▶ **Stored entries**
────────

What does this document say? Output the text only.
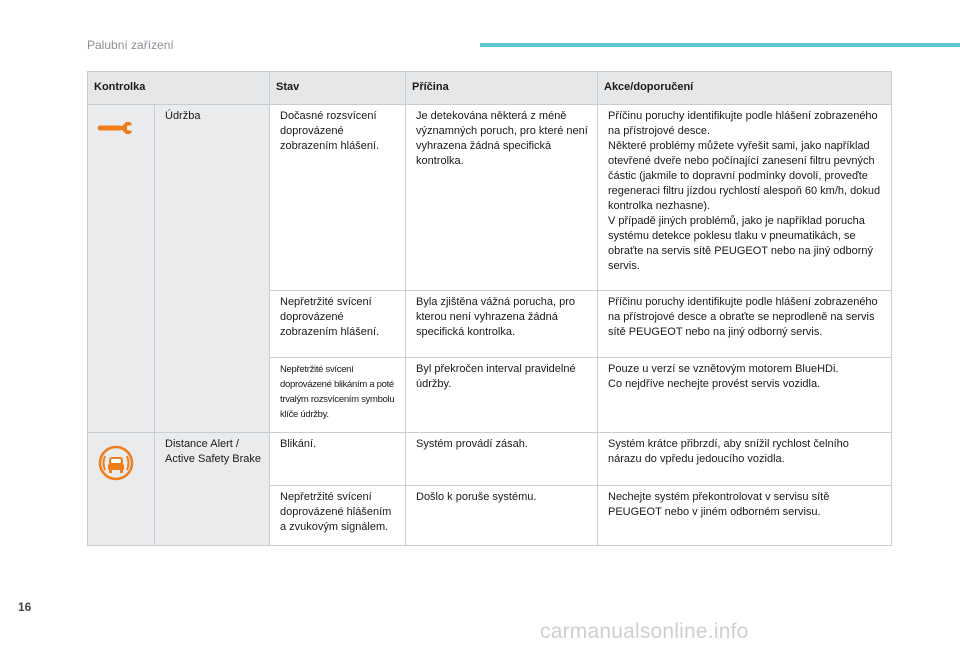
Palubní zařízení
Kontrolka		Stav	Příčina	Akce/doporučení
	Údržba	Dočasné rozsvícení doprovázené zobrazením hlášení.	Je detekována některá z méně významných poruch, pro které není vyhrazena žádná specifická kontrolka.	Příčinu poruchy identifikujte podle hlášení zobrazeného na přístrojové desce.
Některé problémy můžete vyřešit sami, jako například otevřené dveře nebo počínající zanesení filtru pevných částic (jakmile to dopravní podmínky dovolí, proveďte regeneraci filtru jízdou rychlostí alespoň 60 km/h, dokud kontrolka nezhasne).
V případě jiných problémů, jako je například porucha systému detekce poklesu tlaku v pneumatikách, se obraťte na servis sítě PEUGEOT nebo na jiný odborný servis.

		Nepřetržité svícení doprovázené zobrazením hlášení.	Byla zjištěna vážná porucha, pro kterou není vyhrazena žádná specifická kontrolka.	Příčinu poruchy identifikujte podle hlášení zobrazeného na přístrojové desce a obraťte se neprodleně na servis sítě PEUGEOT nebo na jiný odborný servis.

		Nepřetržité svícení doprovázené blikáním a poté trvalým rozsvícením symbolu klíče údržby.	Byl překročen interval pravidelné údržby.	Pouze u verzí se vznětovým motorem BlueHDi.
Co nejdříve nechejte provést servis vozidla.

	Distance Alert / Active Safety Brake	Blikání.	Systém provádí zásah.	Systém krátce přibrzdí, aby snížil rychlost čelního nárazu do vpředu jedoucího vozidla.

		Nepřetržité svícení doprovázené hlášením a zvukovým signálem.	Došlo k poruše systému.	Nechejte systém překontrolovat v servisu sítě PEUGEOT nebo v jiném odborném servisu.
16
carmanualsonline.info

────────

▶ **Set problem**
In the lines above, find each one with "sítě" and list it.

▶ **Finished exercise**
V případě jiných problémů, jako je například porucha systému detekce poklesu tlaku v pneumatikách, se obraťte na servis sítě PEUGEOT nebo na jiný odborný servis.
		Nepřetržité svícení doprovázené zobrazením hlášení.	Byla zjištěna vážná porucha, pro kterou není vyhrazena žádná specifická kontrolka.	Příčinu poruchy identifikujte podle hlášení zobrazeného na přístrojové desce a obraťte se neprodleně na servis sítě PEUGEOT nebo na jiný odborný servis.
		Nepřetržité svícení doprovázené hlášením a zvukovým signálem.	Došlo k poruše systému.	Nechejte systém překontrolovat v servisu sítě PEUGEOT nebo v jiném odborném servisu.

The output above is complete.